-- The data start --
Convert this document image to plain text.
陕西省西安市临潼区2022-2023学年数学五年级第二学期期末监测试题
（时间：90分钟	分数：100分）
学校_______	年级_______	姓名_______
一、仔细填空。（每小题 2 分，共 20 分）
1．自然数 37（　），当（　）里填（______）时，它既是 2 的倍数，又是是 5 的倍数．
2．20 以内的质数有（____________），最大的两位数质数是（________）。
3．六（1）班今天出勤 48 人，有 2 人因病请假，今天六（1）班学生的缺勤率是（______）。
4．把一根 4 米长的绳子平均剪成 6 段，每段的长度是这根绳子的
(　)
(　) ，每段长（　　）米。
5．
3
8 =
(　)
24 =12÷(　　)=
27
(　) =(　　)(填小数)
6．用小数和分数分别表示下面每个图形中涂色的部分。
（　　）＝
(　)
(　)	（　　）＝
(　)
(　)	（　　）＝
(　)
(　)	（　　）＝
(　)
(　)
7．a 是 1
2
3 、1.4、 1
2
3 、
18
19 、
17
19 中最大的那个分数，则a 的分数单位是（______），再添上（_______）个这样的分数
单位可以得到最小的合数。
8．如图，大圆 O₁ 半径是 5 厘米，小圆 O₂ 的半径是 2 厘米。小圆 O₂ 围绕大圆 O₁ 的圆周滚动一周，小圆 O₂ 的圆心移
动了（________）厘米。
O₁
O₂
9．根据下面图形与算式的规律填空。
-- The data end --
Brief -
Write out the material exactly as given.

Response below -
Convert this document image to plain text.
陕西省西安市临潼区2022-2023学年数学五年级第二学期期末监测试题
（时间：90分钟	分数：100分）
学校_______	年级_______	姓名_______
一、仔细填空。（每小题 2 分，共 20 分）
1．自然数 37（　），当（　）里填（______）时，它既是 2 的倍数，又是是 5 的倍数．
2．20 以内的质数有（____________），最大的两位数质数是（________）。
3．六（1）班今天出勤 48 人，有 2 人因病请假，今天六（1）班学生的缺勤率是（______）。
4．把一根 4 米长的绳子平均剪成 6 段，每段的长度是这根绳子的
(　)
(　) ，每段长（　　）米。
5．
3
8 =
(　)
24 =12÷(　　)=
27
(　) =(　　)(填小数)
6．用小数和分数分别表示下面每个图形中涂色的部分。
（　　）＝
(　)
(　)	（　　）＝
(　)
(　)	（　　）＝
(　)
(　)	（　　）＝
(　)
(　)
7．a 是 1
2
3 、1.4、 1
2
3 、
18
19 、
17
19 中最大的那个分数，则a 的分数单位是（______），再添上（_______）个这样的分数
单位可以得到最小的合数。
8．如图，大圆 O₁ 半径是 5 厘米，小圆 O₂ 的半径是 2 厘米。小圆 O₂ 围绕大圆 O₁ 的圆周滚动一周，小圆 O₂ 的圆心移
动了（________）厘米。
O₁
O₂
9．根据下面图形与算式的规律填空。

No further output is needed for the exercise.